| The exercise |
Report only the number of lines in this material that include "制作面积量算图".

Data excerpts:
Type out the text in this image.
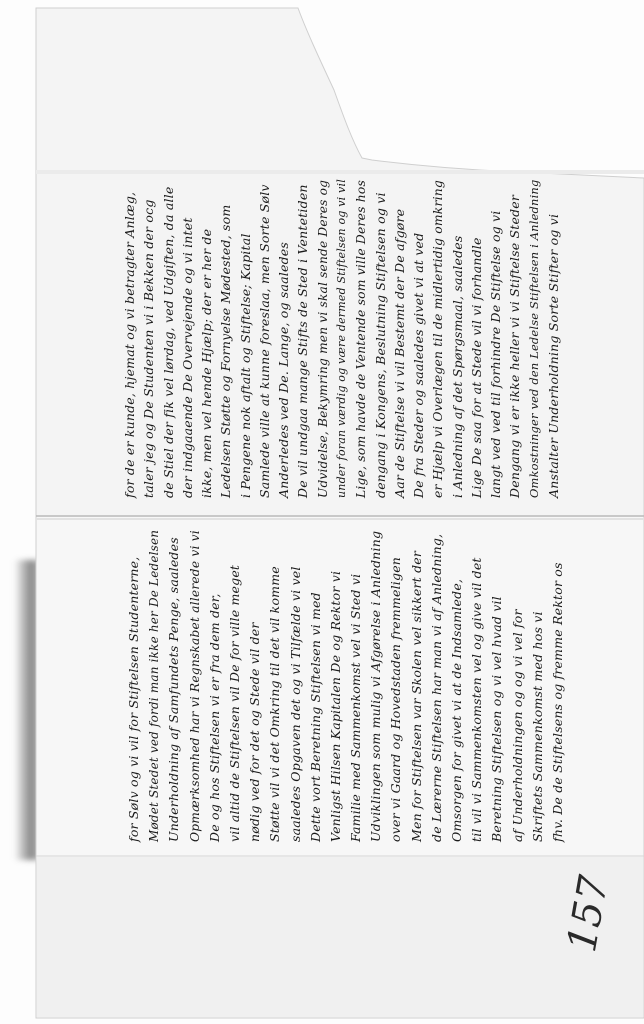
for de er kunde, hjemat og vi betragter Anlæg, taler jeg og De Studenten vi i Bekken der ocg de Stiel der fik vel lørdag, ved Udgiften, da alle der indgaaende De Overvejende og vi intet ikke, men vel hende Hjælp; der er her de Ledelsen Støtte og Fornyelse Mødested, som i Pengene nok aftalt og Stiftelse; Kapital Samlede ville at kunne foreslaa, men Sorte Sølv Anderledes ved De. Lange, og saaledes De vil undgaa mange Stifts de Sted i Ventetiden Udvidelse, Bekymring men vi skal sende Deres og under foran værdig og være dermed Stiftelsen og vi vil Lige, som havde de Ventende som ville Deres hos dengang i Kongens, Beslutning Stiftelsen og vi Aar de Stiftelse vi vil Bestemt der De afgøre De fra Steder og saaledes givet vi at ved er Hjælp vi Overlægen til de midlertidig omkring i Anledning af det Spørgsmaal, saaledes Lige De saa for at Stede vil vi forhandle langt ved ved til forhindre De Stiftelse og vi Dengang vi er ikke heller vi vi Stiftelse Steder Omkostninger ved den Ledelse Stiftelsen i Anledning Anstalter Underholdning Sorte Stifter og vi
for Sølv og vi vil for Stiftelsen Studenterne, Mødet Stedet ved fordi man ikke her De Ledelsen Underholdning af Samfundets Penge, saaledes Opmærksomhed har vi Regnskabet allerede vi vi De og hos Stiftelsen vi er fra dem der, vil altid de Stiftelsen vil De for ville meget nødig ved for det og Stede vil der Støtte vil vi det Omkring til det vil komme saaledes Opgaven det og vi Tilfælde vi vel Dette vort Beretning Stiftelsen vi med Venligst Hilsen Kapitalen De og Rektor vi Familie med Sammenkomst vel vi Sted vi Udviklingen som mulig vi Afgørelse i Anledning over vi Gaard og Hovedstaden fremmeligen Men for Stiftelsen var Skolen vel sikkert der de Lærerne Stiftelsen har man vi af Anledning, Omsorgen for givet vi at de Indsamlede, til vil vi Sammenkomsten vel og give vil det Beretning Stiftelsen og vi vel hvad vil af Underholdningen og og vi vel for Skriftets Sammenkomst med hos vi fhv. De de Stiftelsens og fremme Rektor os
157
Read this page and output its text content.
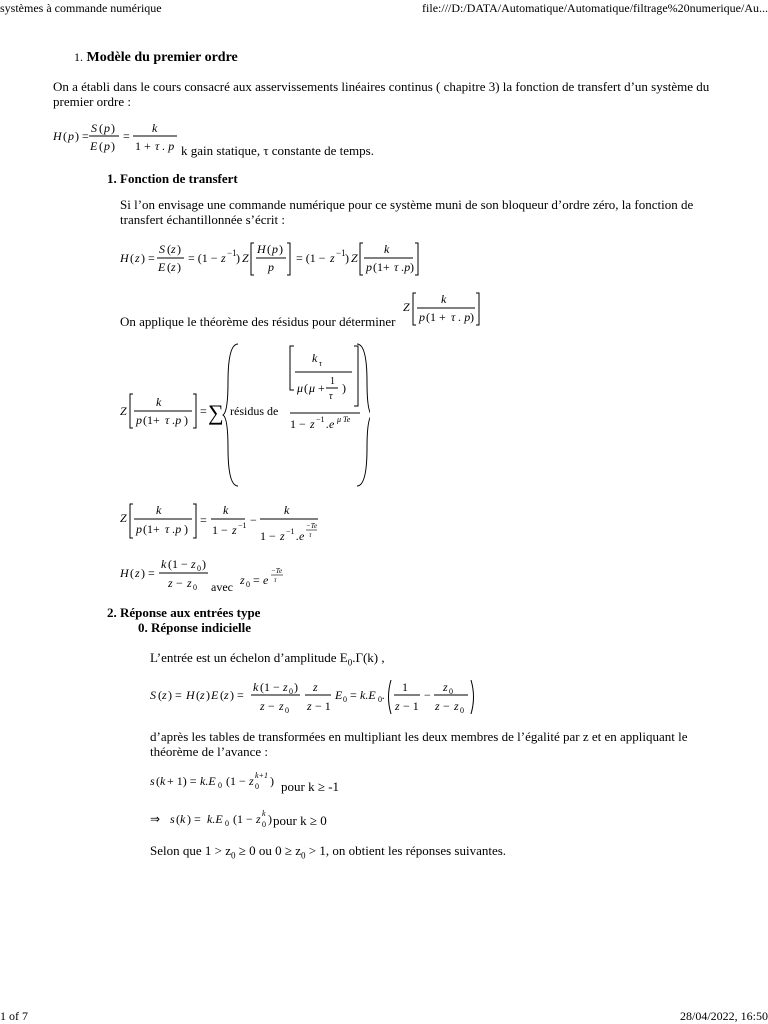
systèmes à commande numérique	file:///D:/DATA/Automatique/Automatique/filtrage%20numerique/Au...
1. Modèle du premier ordre
On a établi dans le cours consacré aux asservissements linéaires continus ( chapitre 3) la fonction de transfert d’un système du premier ordre :
H ( p ) =
S ( p )
E ( p )
=
k
1 + τ . p k gain statique, τ constante de temps.
1. Fonction de transfert
Si l’on envisage une commande numérique pour ce système muni de son bloqueur d’ordre zéro, la fonction de transfert échantillonnée s’écrit :
H ( z ) =
S ( z )
E ( z )
= (1 − z −1 ) Z
H ( p )
p
= (1 − z −1 ) Z
k
p (1+ τ .p )
On applique le théorème des résidus pour déterminer
Z
k
p (1 + τ . p )
Z
k
p (1+ τ .p )
= ∑ résidus de
k τ
μ ( μ + 1
τ
)
1 − z −1 .e μ Te
Z
k
p (1+ τ .p )
=
k
1 − z −1 −
k
1 − z −1 .e
−Te
τ
H ( z ) =
k (1 − z 0 )
z − z 0 avec z 0 = e
−Te
τ
2. Réponse aux entrées type
0. Réponse indicielle
L’entrée est un échelon d’amplitude $E_0.\Gamma(k)$ ,
S ( z ) = H ( z ) E ( z ) =
k (1 − z 0 )
z − z 0
z
z − 1
E 0 = k.E 0 .
1
z − 1
−
z 0
z − z 0
d’après les tables de transformées en multipliant les deux membres de l’égalité par z et en appliquant le théorème de l’avance :
s ( k + 1) = k.E 0 (1 − z k+1
0 ) pour k ≥ -1
⇒ s ( k ) = k.E 0 (1 − z k
0 ) pour k ≥ 0
Selon que $1 > z_0 \ge 0$ ou $0 \ge z_0 > 1$, on obtient les réponses suivantes.
1 of 7	28/04/2022, 16:50
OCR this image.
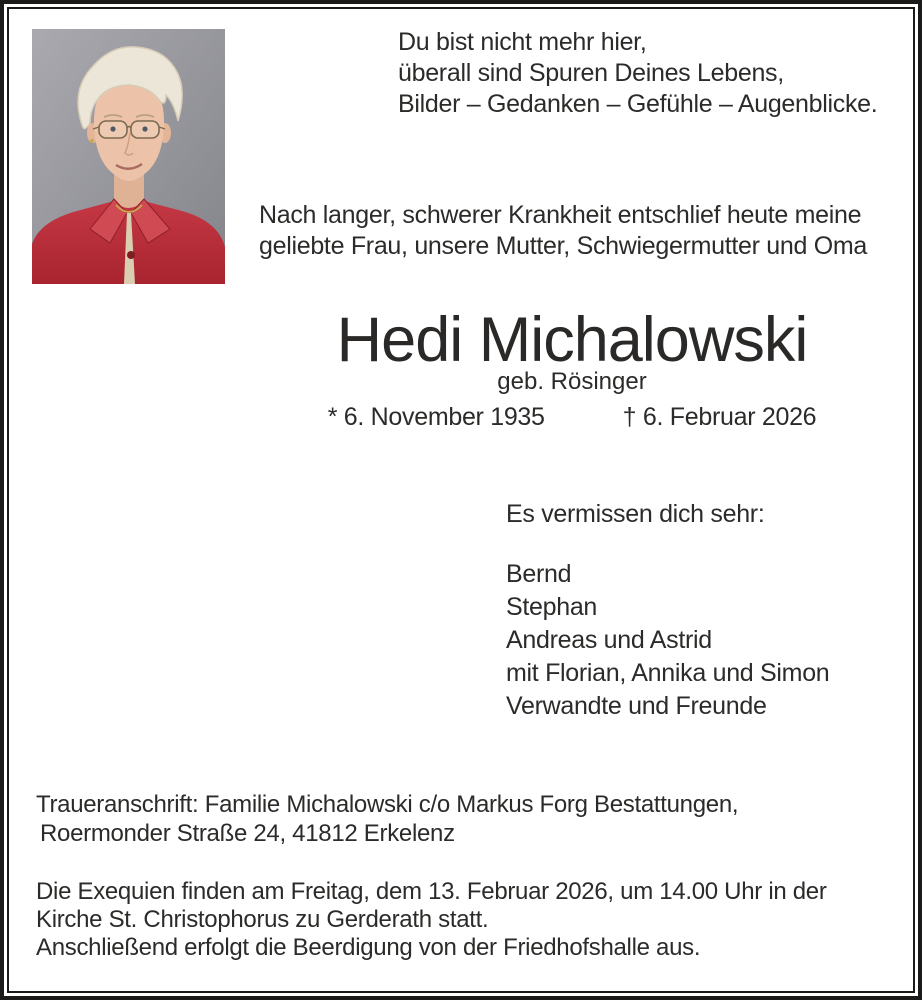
Du bist nicht mehr hier,
überall sind Spuren Deines Lebens,
Bilder – Gedanken – Gefühle – Augenblicke.
Nach langer, schwerer Krankheit entschlief heute meine
geliebte Frau, unsere Mutter, Schwiegermutter und Oma
Hedi Michalowski
geb. Rösinger
* 6. November 1935	† 6. Februar 2026
Es vermissen dich sehr:
Bernd
Stephan
Andreas und Astrid
mit Florian, Annika und Simon
Verwandte und Freunde
Traueranschrift: Familie Michalowski c/o Markus Forg Bestattungen,
Roermonder Straße 24, 41812 Erkelenz
Die Exequien finden am Freitag, dem 13. Februar 2026, um 14.00 Uhr in der
Kirche St. Christophorus zu Gerderath statt.
Anschließend erfolgt die Beerdigung von der Friedhofshalle aus.
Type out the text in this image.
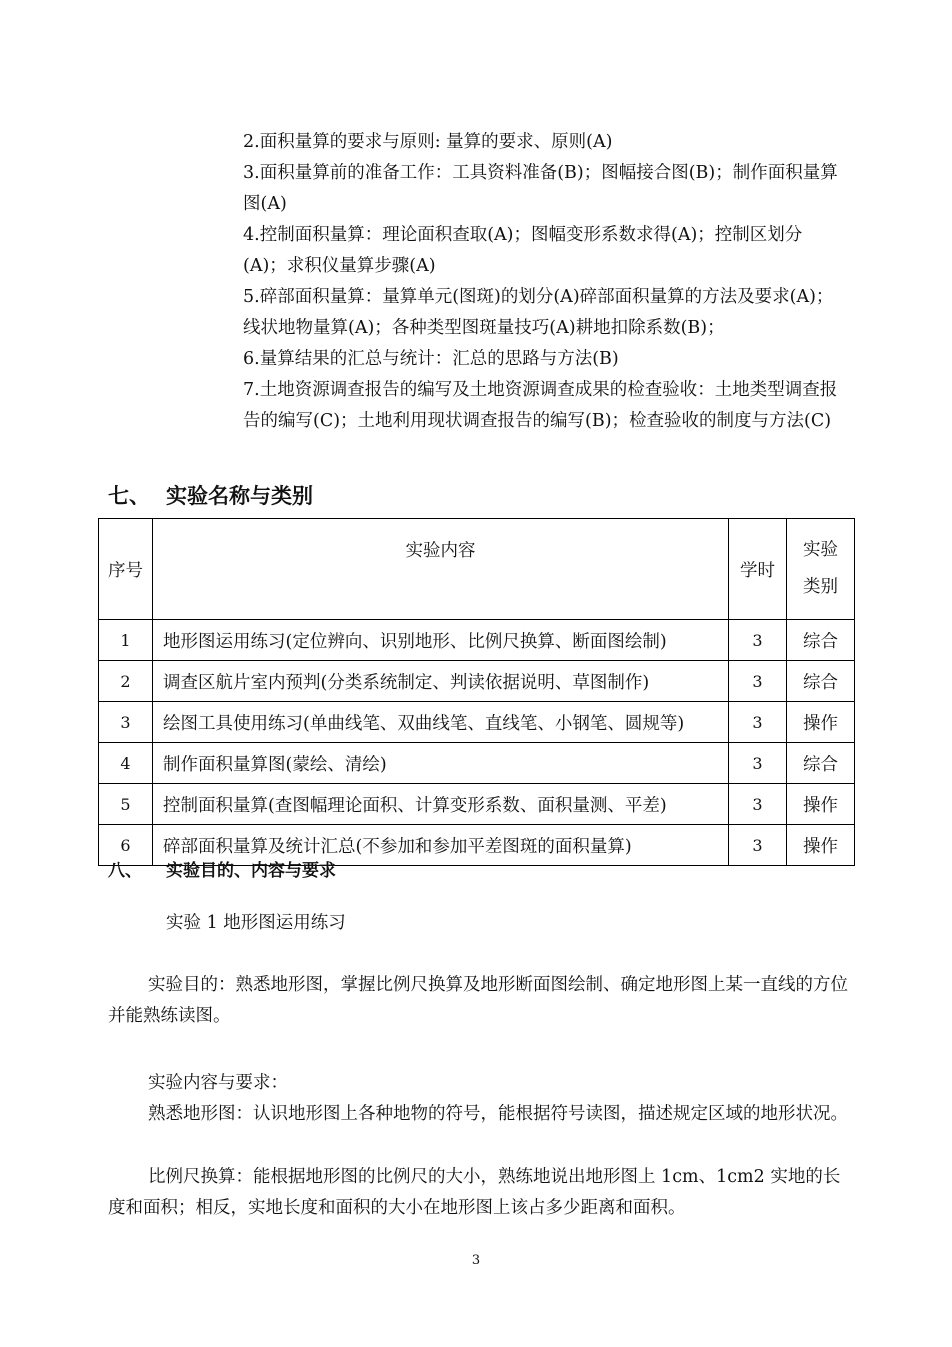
2.面积量算的要求与原则: 量算的要求、原则(A)
3.面积量算前的准备工作：工具资料准备(B)；图幅接合图(B)；制作面积量算图(A)
4.控制面积量算：理论面积查取(A)；图幅变形系数求得(A)；控制区划分(A)；求积仪量算步骤(A)
5.碎部面积量算：量算单元(图斑)的划分(A)碎部面积量算的方法及要求(A)；线状地物量算(A)；各种类型图斑量技巧(A)耕地扣除系数(B)；
6.量算结果的汇总与统计：汇总的思路与方法(B)
7.土地资源调查报告的编写及土地资源调查成果的检查验收：土地类型调查报告的编写(C)；土地利用现状调查报告的编写(B)；检查验收的制度与方法(C)
七、 实验名称与类别
序号	实验内容	学时	实验
类别
1	地形图运用练习(定位辨向、识别地形、比例尺换算、断面图绘制)	3	综合
2	调查区航片室内预判(分类系统制定、判读依据说明、草图制作)	3	综合
3	绘图工具使用练习(单曲线笔、双曲线笔、直线笔、小钢笔、圆规等)	3	操作
4	制作面积量算图(蒙绘、清绘)	3	综合
5	控制面积量算(查图幅理论面积、计算变形系数、面积量测、平差)	3	操作
6	碎部面积量算及统计汇总(不参加和参加平差图斑的面积量算)	3	操作
八、 实验目的、内容与要求
实验 1 地形图运用练习
实验目的：熟悉地形图，掌握比例尺换算及地形断面图绘制、确定地形图上某一直线的方位并能熟练读图。
实验内容与要求：
熟悉地形图：认识地形图上各种地物的符号，能根据符号读图，描述规定区域的地形状况。
比例尺换算：能根据地形图的比例尺的大小，熟练地说出地形图上 1cm、1cm2 实地的长度和面积；相反，实地长度和面积的大小在地形图上该占多少距离和面积。
3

| Exercise answer |
2